(Dataset excerpt)

━━━━━━━━━━━━━━━━━━━━━━━━━━━━━━

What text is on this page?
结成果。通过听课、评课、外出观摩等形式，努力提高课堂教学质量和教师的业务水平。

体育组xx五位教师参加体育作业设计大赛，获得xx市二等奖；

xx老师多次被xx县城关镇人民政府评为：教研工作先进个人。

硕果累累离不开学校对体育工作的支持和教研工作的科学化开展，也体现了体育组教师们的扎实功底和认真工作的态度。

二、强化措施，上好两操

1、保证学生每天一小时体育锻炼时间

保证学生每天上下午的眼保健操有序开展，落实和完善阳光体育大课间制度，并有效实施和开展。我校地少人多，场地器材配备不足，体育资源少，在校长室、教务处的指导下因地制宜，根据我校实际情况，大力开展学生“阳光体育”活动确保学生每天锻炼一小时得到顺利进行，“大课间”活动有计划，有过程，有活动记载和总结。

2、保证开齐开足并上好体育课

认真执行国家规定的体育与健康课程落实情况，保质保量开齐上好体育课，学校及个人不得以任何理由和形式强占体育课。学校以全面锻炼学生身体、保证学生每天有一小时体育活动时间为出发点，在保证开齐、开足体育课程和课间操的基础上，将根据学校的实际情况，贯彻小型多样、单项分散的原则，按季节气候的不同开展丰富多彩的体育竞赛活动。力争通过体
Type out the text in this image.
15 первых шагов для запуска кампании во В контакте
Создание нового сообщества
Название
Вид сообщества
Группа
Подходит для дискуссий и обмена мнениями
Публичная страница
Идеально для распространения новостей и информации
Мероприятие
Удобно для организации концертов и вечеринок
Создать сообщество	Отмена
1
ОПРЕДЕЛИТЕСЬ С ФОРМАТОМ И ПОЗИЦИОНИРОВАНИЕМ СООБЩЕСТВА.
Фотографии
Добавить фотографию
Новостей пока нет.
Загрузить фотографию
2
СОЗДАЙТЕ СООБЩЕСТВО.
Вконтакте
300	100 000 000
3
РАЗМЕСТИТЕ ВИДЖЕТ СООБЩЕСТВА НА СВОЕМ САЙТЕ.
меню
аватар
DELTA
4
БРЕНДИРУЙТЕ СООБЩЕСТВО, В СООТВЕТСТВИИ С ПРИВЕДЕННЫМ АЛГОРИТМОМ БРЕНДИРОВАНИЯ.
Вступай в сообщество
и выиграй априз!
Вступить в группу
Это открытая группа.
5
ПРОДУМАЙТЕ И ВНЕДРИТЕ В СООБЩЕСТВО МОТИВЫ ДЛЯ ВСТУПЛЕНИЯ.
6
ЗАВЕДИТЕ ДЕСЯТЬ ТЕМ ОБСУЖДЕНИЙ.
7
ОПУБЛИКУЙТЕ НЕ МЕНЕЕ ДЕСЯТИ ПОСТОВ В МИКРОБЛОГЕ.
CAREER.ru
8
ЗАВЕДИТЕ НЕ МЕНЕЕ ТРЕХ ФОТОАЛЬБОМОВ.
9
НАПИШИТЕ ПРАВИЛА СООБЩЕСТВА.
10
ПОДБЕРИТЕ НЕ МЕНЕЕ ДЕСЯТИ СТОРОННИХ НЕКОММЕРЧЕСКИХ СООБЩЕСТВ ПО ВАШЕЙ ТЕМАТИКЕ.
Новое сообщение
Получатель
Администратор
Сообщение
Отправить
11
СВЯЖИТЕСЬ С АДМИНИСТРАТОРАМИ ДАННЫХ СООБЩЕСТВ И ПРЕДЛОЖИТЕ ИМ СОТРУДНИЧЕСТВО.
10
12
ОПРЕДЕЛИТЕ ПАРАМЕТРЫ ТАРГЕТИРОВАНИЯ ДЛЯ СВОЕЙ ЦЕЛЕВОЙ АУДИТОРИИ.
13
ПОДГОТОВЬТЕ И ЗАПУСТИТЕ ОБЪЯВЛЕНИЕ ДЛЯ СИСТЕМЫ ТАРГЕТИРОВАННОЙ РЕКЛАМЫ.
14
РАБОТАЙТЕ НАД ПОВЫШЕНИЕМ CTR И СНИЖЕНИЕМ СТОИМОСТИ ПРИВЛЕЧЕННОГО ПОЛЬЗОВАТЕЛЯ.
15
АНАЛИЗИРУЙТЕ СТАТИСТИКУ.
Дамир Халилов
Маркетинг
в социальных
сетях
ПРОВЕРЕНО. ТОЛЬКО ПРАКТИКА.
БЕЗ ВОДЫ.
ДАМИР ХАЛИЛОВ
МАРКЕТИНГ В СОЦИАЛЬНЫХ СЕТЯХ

━━━━━━━━━━━━━━━━━━━━━━━━━━━━━━

Wherever the word "this" occurs in a line of the listing, copy that line.

◆ **Exercise output**:
What text is on this page?
Type out the text in this image.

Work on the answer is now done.